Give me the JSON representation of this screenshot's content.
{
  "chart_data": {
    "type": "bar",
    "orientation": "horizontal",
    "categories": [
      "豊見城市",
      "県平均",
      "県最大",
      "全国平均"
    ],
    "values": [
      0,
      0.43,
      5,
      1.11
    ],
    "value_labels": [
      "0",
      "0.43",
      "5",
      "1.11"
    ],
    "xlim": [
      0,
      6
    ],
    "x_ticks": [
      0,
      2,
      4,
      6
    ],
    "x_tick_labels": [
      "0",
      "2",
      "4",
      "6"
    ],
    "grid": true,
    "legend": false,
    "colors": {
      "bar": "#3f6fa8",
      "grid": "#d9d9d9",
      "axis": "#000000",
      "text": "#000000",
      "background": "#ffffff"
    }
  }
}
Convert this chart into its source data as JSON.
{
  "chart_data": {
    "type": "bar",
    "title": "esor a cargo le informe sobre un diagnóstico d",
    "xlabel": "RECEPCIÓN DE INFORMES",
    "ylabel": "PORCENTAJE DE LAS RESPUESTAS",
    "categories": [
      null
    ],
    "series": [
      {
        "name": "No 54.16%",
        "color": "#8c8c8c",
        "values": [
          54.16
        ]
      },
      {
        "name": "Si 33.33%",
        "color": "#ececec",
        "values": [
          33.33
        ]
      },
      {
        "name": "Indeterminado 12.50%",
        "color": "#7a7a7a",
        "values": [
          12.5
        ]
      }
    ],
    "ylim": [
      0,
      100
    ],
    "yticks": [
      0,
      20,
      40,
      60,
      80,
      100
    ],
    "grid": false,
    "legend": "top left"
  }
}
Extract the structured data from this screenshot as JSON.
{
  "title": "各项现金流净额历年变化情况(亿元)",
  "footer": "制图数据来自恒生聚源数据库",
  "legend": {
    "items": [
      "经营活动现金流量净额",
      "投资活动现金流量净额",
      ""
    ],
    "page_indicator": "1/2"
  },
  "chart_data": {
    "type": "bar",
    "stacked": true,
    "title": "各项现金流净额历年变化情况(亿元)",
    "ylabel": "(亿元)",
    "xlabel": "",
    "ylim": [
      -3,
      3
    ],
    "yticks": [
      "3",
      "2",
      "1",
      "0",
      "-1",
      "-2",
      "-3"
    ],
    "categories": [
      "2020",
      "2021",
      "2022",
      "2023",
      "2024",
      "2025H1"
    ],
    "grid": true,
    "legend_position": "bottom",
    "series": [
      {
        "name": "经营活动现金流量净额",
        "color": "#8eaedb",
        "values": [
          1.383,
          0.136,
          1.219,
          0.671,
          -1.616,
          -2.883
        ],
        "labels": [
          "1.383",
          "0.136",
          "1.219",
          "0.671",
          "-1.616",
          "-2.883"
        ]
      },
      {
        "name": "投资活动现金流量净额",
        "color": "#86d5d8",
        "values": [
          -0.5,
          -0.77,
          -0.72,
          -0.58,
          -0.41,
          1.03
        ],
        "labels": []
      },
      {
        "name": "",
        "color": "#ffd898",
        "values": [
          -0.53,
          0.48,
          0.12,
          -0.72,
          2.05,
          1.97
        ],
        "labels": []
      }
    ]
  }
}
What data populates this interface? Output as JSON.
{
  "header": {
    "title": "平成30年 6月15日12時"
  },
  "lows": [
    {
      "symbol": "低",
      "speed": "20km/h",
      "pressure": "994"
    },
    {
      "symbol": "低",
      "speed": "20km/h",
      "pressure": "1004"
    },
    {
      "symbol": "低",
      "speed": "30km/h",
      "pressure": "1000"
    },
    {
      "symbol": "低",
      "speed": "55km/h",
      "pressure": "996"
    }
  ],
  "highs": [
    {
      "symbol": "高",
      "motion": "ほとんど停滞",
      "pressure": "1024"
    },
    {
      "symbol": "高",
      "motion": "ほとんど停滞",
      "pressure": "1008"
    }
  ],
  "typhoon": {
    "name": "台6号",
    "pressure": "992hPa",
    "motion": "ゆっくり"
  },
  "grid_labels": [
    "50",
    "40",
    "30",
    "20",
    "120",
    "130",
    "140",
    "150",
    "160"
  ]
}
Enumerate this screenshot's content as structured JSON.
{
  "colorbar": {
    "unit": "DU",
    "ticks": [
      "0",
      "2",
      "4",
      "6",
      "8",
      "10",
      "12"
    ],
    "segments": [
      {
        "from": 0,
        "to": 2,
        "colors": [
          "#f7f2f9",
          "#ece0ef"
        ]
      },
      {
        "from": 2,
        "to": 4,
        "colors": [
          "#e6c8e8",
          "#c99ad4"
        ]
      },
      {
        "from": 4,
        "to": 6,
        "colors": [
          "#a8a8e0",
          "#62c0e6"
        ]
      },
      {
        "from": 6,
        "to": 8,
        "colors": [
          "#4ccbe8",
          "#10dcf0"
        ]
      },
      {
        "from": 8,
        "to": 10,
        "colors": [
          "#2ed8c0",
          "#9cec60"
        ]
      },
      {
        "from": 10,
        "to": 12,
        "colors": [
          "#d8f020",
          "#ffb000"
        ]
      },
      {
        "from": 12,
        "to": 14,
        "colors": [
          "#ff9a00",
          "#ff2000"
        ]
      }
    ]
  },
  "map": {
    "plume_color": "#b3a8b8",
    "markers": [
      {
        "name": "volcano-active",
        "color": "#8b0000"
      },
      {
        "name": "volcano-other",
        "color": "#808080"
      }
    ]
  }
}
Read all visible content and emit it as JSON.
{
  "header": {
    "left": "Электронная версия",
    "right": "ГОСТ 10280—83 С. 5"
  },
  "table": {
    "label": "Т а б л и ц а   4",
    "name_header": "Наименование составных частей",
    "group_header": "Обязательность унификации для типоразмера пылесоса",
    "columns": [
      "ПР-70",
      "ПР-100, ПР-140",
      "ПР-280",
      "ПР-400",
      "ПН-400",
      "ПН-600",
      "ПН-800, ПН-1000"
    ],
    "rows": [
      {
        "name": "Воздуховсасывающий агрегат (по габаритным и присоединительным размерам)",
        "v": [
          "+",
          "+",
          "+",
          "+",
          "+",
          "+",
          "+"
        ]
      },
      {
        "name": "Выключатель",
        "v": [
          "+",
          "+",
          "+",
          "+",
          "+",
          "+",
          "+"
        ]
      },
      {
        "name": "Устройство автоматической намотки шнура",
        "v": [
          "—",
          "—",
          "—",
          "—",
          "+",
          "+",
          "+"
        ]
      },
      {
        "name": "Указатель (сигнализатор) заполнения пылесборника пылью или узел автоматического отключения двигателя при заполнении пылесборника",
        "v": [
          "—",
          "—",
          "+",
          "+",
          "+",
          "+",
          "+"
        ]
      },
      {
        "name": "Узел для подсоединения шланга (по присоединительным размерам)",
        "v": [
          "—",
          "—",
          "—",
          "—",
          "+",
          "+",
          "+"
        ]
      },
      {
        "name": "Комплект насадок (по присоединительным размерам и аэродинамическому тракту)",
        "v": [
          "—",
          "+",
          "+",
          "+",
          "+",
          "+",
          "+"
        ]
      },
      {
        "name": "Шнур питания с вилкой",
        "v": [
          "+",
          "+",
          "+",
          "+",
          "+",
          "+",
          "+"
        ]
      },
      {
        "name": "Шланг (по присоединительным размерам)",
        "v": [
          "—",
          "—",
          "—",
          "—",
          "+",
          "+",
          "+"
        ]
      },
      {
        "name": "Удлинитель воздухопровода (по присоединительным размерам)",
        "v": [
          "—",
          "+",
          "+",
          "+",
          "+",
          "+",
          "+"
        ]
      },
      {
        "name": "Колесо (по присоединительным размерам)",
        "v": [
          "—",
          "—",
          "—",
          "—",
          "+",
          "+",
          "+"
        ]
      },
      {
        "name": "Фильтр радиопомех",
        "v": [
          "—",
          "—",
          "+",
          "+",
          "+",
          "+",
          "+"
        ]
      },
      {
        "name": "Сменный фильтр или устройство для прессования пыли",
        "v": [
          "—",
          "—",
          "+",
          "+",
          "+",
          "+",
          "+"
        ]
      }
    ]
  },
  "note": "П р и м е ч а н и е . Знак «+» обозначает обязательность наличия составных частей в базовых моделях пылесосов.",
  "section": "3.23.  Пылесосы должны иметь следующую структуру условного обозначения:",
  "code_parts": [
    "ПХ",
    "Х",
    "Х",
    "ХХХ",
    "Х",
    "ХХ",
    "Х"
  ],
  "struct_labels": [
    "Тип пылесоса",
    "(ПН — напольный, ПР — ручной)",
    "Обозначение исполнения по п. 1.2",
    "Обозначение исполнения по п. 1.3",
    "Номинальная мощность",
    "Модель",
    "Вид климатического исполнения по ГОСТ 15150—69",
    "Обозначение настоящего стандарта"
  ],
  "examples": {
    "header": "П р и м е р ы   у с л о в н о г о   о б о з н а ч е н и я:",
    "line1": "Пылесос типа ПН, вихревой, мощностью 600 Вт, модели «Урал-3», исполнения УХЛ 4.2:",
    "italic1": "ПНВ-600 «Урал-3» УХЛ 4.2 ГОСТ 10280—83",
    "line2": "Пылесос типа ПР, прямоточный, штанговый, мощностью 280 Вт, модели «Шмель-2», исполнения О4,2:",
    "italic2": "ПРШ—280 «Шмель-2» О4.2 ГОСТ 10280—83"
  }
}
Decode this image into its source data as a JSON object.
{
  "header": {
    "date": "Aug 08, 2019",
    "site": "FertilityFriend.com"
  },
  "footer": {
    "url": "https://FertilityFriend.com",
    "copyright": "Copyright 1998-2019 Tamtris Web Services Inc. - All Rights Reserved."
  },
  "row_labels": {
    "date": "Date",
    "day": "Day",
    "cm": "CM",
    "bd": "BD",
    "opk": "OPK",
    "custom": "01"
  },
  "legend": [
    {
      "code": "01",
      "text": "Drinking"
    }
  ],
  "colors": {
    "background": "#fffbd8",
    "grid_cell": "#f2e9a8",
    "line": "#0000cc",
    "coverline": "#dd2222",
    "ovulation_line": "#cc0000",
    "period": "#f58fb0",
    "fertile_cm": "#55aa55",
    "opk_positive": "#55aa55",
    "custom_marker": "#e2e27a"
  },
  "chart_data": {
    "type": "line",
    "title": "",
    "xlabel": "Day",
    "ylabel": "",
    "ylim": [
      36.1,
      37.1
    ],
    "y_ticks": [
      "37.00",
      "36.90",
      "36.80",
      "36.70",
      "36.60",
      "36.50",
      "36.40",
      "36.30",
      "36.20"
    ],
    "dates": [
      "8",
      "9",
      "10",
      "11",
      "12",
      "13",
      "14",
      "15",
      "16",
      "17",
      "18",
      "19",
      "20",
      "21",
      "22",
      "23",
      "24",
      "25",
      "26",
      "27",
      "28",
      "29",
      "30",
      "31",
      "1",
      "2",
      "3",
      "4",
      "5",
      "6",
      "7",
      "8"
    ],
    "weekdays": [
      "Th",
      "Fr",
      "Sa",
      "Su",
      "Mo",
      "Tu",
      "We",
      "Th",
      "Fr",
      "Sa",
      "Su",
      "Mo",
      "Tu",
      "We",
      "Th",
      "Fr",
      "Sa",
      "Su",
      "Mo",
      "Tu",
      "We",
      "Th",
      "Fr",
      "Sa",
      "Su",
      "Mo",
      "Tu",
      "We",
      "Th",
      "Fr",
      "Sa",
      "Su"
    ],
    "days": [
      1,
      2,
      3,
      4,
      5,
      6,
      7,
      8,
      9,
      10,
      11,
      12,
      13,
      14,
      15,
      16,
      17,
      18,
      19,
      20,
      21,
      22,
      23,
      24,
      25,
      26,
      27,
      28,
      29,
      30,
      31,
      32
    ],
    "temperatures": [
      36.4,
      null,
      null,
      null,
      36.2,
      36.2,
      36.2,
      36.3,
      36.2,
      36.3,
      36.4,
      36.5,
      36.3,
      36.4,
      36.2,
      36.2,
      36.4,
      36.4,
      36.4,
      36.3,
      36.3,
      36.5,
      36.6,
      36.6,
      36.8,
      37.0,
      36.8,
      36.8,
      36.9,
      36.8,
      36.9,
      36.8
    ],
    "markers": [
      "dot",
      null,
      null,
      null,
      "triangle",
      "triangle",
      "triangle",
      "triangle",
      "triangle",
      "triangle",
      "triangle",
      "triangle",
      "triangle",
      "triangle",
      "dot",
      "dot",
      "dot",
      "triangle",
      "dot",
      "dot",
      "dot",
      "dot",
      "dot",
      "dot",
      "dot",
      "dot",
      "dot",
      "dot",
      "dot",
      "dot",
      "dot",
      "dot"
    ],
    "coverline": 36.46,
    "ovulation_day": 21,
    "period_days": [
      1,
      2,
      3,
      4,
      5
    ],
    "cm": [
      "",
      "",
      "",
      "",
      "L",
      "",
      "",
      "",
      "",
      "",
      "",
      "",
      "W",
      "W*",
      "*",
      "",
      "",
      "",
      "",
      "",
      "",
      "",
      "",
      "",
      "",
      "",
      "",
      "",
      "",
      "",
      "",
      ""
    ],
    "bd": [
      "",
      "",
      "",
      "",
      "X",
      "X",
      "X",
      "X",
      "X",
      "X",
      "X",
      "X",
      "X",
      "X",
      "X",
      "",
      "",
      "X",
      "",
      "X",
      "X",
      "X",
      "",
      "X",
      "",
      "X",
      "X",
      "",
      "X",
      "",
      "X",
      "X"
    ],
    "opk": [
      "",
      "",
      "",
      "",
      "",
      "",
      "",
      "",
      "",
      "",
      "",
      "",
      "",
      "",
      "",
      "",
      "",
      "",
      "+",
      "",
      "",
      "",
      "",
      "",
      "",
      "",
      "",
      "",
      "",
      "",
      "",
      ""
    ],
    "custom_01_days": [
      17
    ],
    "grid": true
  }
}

_What is required:_
In the listing above, how many lines include the word "structured"? Answer with the number and nothing more.

_Answer to the task:_
2